╭─ Provided records
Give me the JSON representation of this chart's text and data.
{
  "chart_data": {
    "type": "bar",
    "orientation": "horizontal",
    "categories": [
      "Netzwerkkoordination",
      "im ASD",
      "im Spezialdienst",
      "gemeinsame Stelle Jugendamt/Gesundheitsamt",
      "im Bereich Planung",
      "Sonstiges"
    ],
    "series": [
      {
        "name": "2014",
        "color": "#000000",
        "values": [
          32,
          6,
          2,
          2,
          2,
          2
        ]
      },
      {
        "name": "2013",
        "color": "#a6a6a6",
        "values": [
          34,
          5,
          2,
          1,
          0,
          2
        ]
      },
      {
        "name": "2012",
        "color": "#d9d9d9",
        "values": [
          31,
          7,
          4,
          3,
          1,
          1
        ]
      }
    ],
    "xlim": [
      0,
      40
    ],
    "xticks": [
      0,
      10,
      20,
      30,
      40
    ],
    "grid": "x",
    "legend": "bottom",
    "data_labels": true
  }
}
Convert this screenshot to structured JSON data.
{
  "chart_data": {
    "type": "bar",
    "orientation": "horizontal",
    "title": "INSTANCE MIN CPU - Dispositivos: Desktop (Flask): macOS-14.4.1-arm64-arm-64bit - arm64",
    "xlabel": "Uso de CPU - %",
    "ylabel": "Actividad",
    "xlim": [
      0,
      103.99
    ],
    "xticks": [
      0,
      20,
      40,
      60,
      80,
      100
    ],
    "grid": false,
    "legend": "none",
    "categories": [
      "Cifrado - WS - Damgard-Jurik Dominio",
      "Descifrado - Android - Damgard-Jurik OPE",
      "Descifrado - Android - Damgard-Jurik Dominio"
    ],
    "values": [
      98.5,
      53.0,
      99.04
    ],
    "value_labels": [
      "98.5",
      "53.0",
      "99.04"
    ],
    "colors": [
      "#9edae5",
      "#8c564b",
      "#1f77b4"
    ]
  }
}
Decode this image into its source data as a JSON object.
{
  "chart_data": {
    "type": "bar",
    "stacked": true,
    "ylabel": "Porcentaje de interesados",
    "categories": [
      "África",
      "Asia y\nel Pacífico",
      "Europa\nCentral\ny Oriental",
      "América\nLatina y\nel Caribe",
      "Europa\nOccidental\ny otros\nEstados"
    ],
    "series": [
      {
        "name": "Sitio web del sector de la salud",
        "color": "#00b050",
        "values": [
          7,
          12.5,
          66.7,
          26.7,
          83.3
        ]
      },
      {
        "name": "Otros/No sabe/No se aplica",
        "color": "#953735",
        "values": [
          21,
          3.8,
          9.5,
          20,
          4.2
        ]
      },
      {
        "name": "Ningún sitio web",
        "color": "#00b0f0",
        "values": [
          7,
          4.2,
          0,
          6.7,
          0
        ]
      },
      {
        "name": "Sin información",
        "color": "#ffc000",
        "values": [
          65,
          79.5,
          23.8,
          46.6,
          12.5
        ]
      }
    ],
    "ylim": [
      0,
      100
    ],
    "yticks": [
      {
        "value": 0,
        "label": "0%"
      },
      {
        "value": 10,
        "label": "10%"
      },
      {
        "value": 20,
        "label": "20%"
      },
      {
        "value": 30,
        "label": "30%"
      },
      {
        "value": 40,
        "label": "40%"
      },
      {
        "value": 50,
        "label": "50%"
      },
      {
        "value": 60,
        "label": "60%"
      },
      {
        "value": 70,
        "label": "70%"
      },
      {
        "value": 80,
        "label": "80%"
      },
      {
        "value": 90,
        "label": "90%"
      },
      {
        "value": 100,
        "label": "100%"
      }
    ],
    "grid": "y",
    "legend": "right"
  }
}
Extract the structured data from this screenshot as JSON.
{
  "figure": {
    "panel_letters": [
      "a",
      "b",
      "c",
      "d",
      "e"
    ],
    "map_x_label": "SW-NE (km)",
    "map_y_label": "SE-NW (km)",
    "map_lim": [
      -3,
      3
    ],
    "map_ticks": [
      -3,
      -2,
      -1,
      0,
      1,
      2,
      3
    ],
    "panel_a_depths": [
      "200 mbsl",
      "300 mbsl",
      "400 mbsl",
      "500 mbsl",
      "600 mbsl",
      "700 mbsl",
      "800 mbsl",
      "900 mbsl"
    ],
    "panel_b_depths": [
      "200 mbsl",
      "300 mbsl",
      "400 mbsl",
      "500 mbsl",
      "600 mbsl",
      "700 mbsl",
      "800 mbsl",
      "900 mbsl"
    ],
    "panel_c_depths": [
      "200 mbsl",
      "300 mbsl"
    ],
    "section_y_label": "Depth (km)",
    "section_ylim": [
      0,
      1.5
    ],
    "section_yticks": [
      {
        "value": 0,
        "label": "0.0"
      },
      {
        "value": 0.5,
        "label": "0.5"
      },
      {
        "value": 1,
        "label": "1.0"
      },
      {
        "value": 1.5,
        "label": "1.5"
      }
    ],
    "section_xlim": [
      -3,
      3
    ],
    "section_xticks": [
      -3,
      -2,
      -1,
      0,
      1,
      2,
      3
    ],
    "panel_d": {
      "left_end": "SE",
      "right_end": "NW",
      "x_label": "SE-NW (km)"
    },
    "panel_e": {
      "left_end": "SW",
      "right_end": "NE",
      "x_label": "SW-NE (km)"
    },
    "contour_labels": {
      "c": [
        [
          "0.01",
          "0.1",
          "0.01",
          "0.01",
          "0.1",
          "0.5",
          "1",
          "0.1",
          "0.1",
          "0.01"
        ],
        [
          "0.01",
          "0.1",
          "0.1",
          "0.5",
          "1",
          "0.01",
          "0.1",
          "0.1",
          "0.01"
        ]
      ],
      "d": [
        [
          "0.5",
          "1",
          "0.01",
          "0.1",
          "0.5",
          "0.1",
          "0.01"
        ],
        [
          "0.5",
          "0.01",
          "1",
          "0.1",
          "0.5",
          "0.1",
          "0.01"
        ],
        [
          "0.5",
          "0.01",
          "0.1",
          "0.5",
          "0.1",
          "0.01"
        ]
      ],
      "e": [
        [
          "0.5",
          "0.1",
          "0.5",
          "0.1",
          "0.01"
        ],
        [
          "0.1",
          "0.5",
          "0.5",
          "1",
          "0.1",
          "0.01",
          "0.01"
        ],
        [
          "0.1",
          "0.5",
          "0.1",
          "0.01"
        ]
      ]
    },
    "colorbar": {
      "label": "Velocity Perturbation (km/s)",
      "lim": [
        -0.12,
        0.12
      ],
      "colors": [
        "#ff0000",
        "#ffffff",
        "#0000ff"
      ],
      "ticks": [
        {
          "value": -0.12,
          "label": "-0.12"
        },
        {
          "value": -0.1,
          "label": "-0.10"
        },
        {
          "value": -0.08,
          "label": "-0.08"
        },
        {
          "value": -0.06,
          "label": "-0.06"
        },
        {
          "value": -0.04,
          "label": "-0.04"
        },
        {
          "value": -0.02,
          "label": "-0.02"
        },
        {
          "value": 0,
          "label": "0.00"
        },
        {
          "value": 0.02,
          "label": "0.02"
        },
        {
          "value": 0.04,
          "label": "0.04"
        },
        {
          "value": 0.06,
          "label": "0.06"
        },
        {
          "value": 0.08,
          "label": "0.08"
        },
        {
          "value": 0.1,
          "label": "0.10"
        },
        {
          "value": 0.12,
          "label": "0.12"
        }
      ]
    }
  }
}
╰─
Exactly reproduce every line found in the records.

The result:
Give me the JSON representation of this chart's text and data.
{
  "chart_data": {
    "type": "bar",
    "orientation": "horizontal",
    "categories": [
      "Netzwerkkoordination",
      "im ASD",
      "im Spezialdienst",
      "gemeinsame Stelle Jugendamt/Gesundheitsamt",
      "im Bereich Planung",
      "Sonstiges"
    ],
    "series": [
      {
        "name": "2014",
        "color": "#000000",
        "values": [
          32,
          6,
          2,
          2,
          2,
          2
        ]
      },
      {
        "name": "2013",
        "color": "#a6a6a6",
        "values": [
          34,
          5,
          2,
          1,
          0,
          2
        ]
      },
      {
        "name": "2012",
        "color": "#d9d9d9",
        "values": [
          31,
          7,
          4,
          3,
          1,
          1
        ]
      }
    ],
    "xlim": [
      0,
      40
    ],
    "xticks": [
      0,
      10,
      20,
      30,
      40
    ],
    "grid": "x",
    "legend": "bottom",
    "data_labels": true
  }
}
Convert this screenshot to structured JSON data.
{
  "chart_data": {
    "type": "bar",
    "orientation": "horizontal",
    "title": "INSTANCE MIN CPU - Dispositivos: Desktop (Flask): macOS-14.4.1-arm64-arm-64bit - arm64",
    "xlabel": "Uso de CPU - %",
    "ylabel": "Actividad",
    "xlim": [
      0,
      103.99
    ],
    "xticks": [
      0,
      20,
      40,
      60,
      80,
      100
    ],
    "grid": false,
    "legend": "none",
    "categories": [
      "Cifrado - WS - Damgard-Jurik Dominio",
      "Descifrado - Android - Damgard-Jurik OPE",
      "Descifrado - Android - Damgard-Jurik Dominio"
    ],
    "values": [
      98.5,
      53.0,
      99.04
    ],
    "value_labels": [
      "98.5",
      "53.0",
      "99.04"
    ],
    "colors": [
      "#9edae5",
      "#8c564b",
      "#1f77b4"
    ]
  }
}
Decode this image into its source data as a JSON object.
{
  "chart_data": {
    "type": "bar",
    "stacked": true,
    "ylabel": "Porcentaje de interesados",
    "categories": [
      "África",
      "Asia y\nel Pacífico",
      "Europa\nCentral\ny Oriental",
      "América\nLatina y\nel Caribe",
      "Europa\nOccidental\ny otros\nEstados"
    ],
    "series": [
      {
        "name": "Sitio web del sector de la salud",
        "color": "#00b050",
        "values": [
          7,
          12.5,
          66.7,
          26.7,
          83.3
        ]
      },
      {
        "name": "Otros/No sabe/No se aplica",
        "color": "#953735",
        "values": [
          21,
          3.8,
          9.5,
          20,
          4.2
        ]
      },
      {
        "name": "Ningún sitio web",
        "color": "#00b0f0",
        "values": [
          7,
          4.2,
          0,
          6.7,
          0
        ]
      },
      {
        "name": "Sin información",
        "color": "#ffc000",
        "values": [
          65,
          79.5,
          23.8,
          46.6,
          12.5
        ]
      }
    ],
    "ylim": [
      0,
      100
    ],
    "yticks": [
      {
        "value": 0,
        "label": "0%"
      },
      {
        "value": 10,
        "label": "10%"
      },
      {
        "value": 20,
        "label": "20%"
      },
      {
        "value": 30,
        "label": "30%"
      },
      {
        "value": 40,
        "label": "40%"
      },
      {
        "value": 50,
        "label": "50%"
      },
      {
        "value": 60,
        "label": "60%"
      },
      {
        "value": 70,
        "label": "70%"
      },
      {
        "value": 80,
        "label": "80%"
      },
      {
        "value": 90,
        "label": "90%"
      },
      {
        "value": 100,
        "label": "100%"
      }
    ],
    "grid": "y",
    "legend": "right"
  }
}
Extract the structured data from this screenshot as JSON.
{
  "figure": {
    "panel_letters": [
      "a",
      "b",
      "c",
      "d",
      "e"
    ],
    "map_x_label": "SW-NE (km)",
    "map_y_label": "SE-NW (km)",
    "map_lim": [
      -3,
      3
    ],
    "map_ticks": [
      -3,
      -2,
      -1,
      0,
      1,
      2,
      3
    ],
    "panel_a_depths": [
      "200 mbsl",
      "300 mbsl",
      "400 mbsl",
      "500 mbsl",
      "600 mbsl",
      "700 mbsl",
      "800 mbsl",
      "900 mbsl"
    ],
    "panel_b_depths": [
      "200 mbsl",
      "300 mbsl",
      "400 mbsl",
      "500 mbsl",
      "600 mbsl",
      "700 mbsl",
      "800 mbsl",
      "900 mbsl"
    ],
    "panel_c_depths": [
      "200 mbsl",
      "300 mbsl"
    ],
    "section_y_label": "Depth (km)",
    "section_ylim": [
      0,
      1.5
    ],
    "section_yticks": [
      {
        "value": 0,
        "label": "0.0"
      },
      {
        "value": 0.5,
        "label": "0.5"
      },
      {
        "value": 1,
        "label": "1.0"
      },
      {
        "value": 1.5,
        "label": "1.5"
      }
    ],
    "section_xlim": [
      -3,
      3
    ],
    "section_xticks": [
      -3,
      -2,
      -1,
      0,
      1,
      2,
      3
    ],
    "panel_d": {
      "left_end": "SE",
      "right_end": "NW",
      "x_label": "SE-NW (km)"
    },
    "panel_e": {
      "left_end": "SW",
      "right_end": "NE",
      "x_label": "SW-NE (km)"
    },
    "contour_labels": {
      "c": [
        [
          "0.01",
          "0.1",
          "0.01",
          "0.01",
          "0.1",
          "0.5",
          "1",
          "0.1",
          "0.1",
          "0.01"
        ],
        [
          "0.01",
          "0.1",
          "0.1",
          "0.5",
          "1",
          "0.01",
          "0.1",
          "0.1",
          "0.01"
        ]
      ],
      "d": [
        [
          "0.5",
          "1",
          "0.01",
          "0.1",
          "0.5",
          "0.1",
          "0.01"
        ],
        [
          "0.5",
          "0.01",
          "1",
          "0.1",
          "0.5",
          "0.1",
          "0.01"
        ],
        [
          "0.5",
          "0.01",
          "0.1",
          "0.5",
          "0.1",
          "0.01"
        ]
      ],
      "e": [
        [
          "0.5",
          "0.1",
          "0.5",
          "0.1",
          "0.01"
        ],
        [
          "0.1",
          "0.5",
          "0.5",
          "1",
          "0.1",
          "0.01",
          "0.01"
        ],
        [
          "0.1",
          "0.5",
          "0.1",
          "0.01"
        ]
      ]
    },
    "colorbar": {
      "label": "Velocity Perturbation (km/s)",
      "lim": [
        -0.12,
        0.12
      ],
      "colors": [
        "#ff0000",
        "#ffffff",
        "#0000ff"
      ],
      "ticks": [
        {
          "value": -0.12,
          "label": "-0.12"
        },
        {
          "value": -0.1,
          "label": "-0.10"
        },
        {
          "value": -0.08,
          "label": "-0.08"
        },
        {
          "value": -0.06,
          "label": "-0.06"
        },
        {
          "value": -0.04,
          "label": "-0.04"
        },
        {
          "value": -0.02,
          "label": "-0.02"
        },
        {
          "value": 0,
          "label": "0.00"
        },
        {
          "value": 0.02,
          "label": "0.02"
        },
        {
          "value": 0.04,
          "label": "0.04"
        },
        {
          "value": 0.06,
          "label": "0.06"
        },
        {
          "value": 0.08,
          "label": "0.08"
        },
        {
          "value": 0.1,
          "label": "0.10"
        },
        {
          "value": 0.12,
          "label": "0.12"
        }
      ]
    }
  }
}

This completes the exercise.